SET PROBLEM:
Give the number of lines containing the word "Namurian" and nothing more.
*** STORED RECORDS
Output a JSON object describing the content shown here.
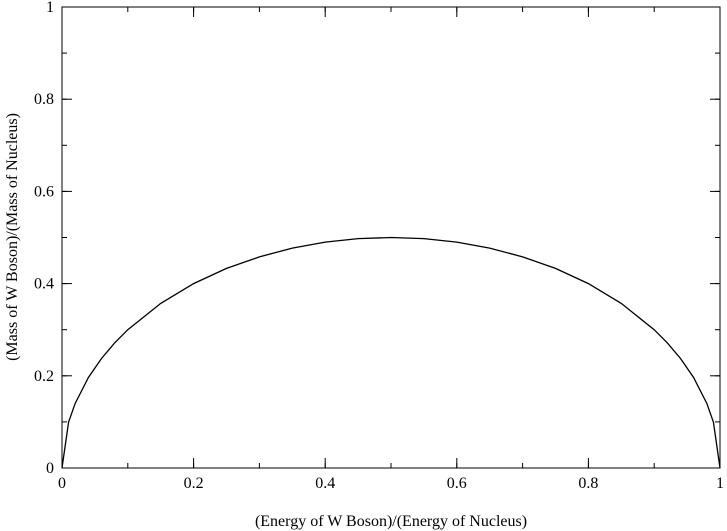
{
  "chart_data": {
    "type": "line",
    "title": "",
    "xlabel": "(Energy of W Boson)/(Energy of Nucleus)",
    "ylabel": "(Mass of W Boson)/(Mass of Nucleus)",
    "xlim": [
      0,
      1
    ],
    "ylim": [
      0,
      1
    ],
    "grid": false,
    "x_ticks": [
      "0",
      "0.2",
      "0.4",
      "0.6",
      "0.8",
      "1"
    ],
    "y_ticks": [
      "0",
      "0.2",
      "0.4",
      "0.6",
      "0.8",
      "1"
    ],
    "x_tick_values": [
      0,
      0.2,
      0.4,
      0.6,
      0.8,
      1
    ],
    "y_tick_values": [
      0,
      0.2,
      0.4,
      0.6,
      0.8,
      1
    ],
    "x_minor_step": 0.1,
    "y_minor_step": 0.1,
    "line_color": "#000000",
    "series": [
      {
        "x": [
          0,
          0.01,
          0.02,
          0.04,
          0.06,
          0.08,
          0.1,
          0.15,
          0.2,
          0.25,
          0.3,
          0.35,
          0.4,
          0.45,
          0.5,
          0.55,
          0.6,
          0.65,
          0.7,
          0.75,
          0.8,
          0.85,
          0.9,
          0.92,
          0.94,
          0.96,
          0.98,
          0.99,
          1
        ],
        "values": [
          0,
          0.0995,
          0.14,
          0.196,
          0.2375,
          0.2713,
          0.3,
          0.357,
          0.4,
          0.433,
          0.458,
          0.477,
          0.49,
          0.4975,
          0.5,
          0.4975,
          0.49,
          0.477,
          0.458,
          0.433,
          0.4,
          0.357,
          0.3,
          0.2713,
          0.2375,
          0.196,
          0.14,
          0.0995,
          0
        ]
      }
    ]
  }
}
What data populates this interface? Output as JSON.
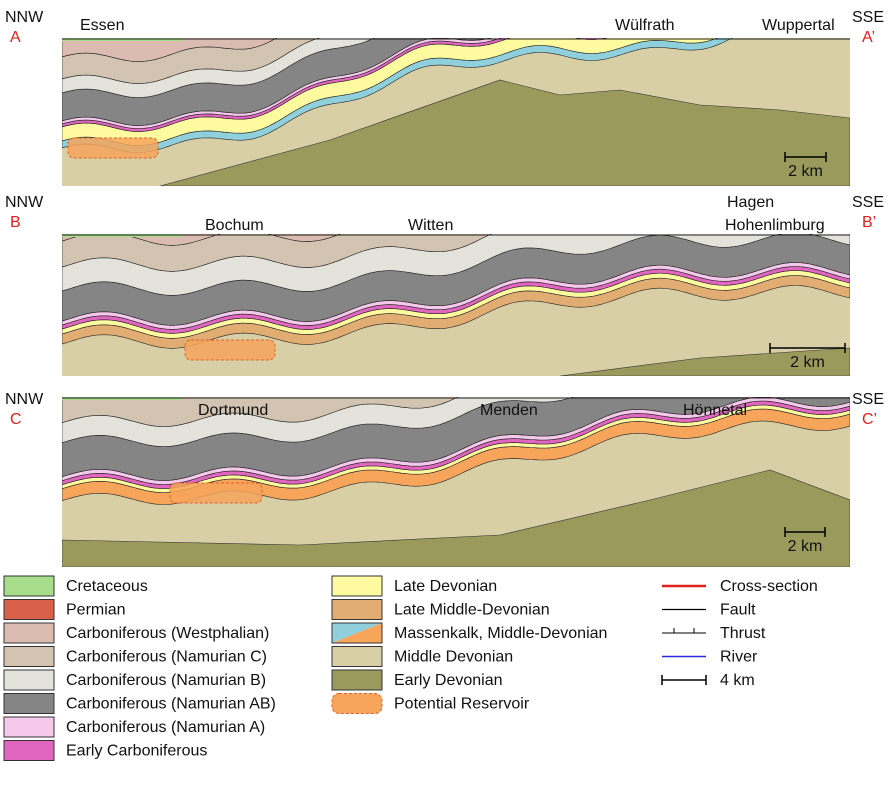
{
  "sections": [
    {
      "left_dir": "NNW",
      "left_label": "A",
      "right_dir": "SSE",
      "right_label": "A’",
      "places": [
        "Essen",
        "Wülfrath",
        "Wuppertal"
      ],
      "scale": "2 km"
    },
    {
      "left_dir": "NNW",
      "left_label": "B",
      "right_dir": "SSE",
      "right_label": "B’",
      "places": [
        "Bochum",
        "Witten",
        "Hagen",
        "Hohenlimburg"
      ],
      "scale": "2 km"
    },
    {
      "left_dir": "NNW",
      "left_label": "C",
      "right_dir": "SSE",
      "right_label": "C’",
      "places": [
        "Dortmund",
        "Menden",
        "Hönnetal"
      ],
      "scale": "2 km"
    }
  ],
  "legend": {
    "units_1": [
      "Cretaceous",
      "Permian",
      "Carboniferous (Westphalian)",
      "Carboniferous (Namurian C)",
      "Carboniferous (Namurian B)",
      "Carboniferous (Namurian AB)",
      "Carboniferous (Namurian A)",
      "Early Carboniferous"
    ],
    "units_2": [
      "Late Devonian",
      "Late Middle-Devonian",
      "Massenkalk, Middle-Devonian",
      "Middle Devonian",
      "Early Devonian",
      "Potential Reservoir"
    ],
    "symbols": [
      "Cross-section",
      "Fault",
      "Thrust",
      "River",
      "4 km"
    ]
  }
}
******
EXERCISE OUTPUT:
4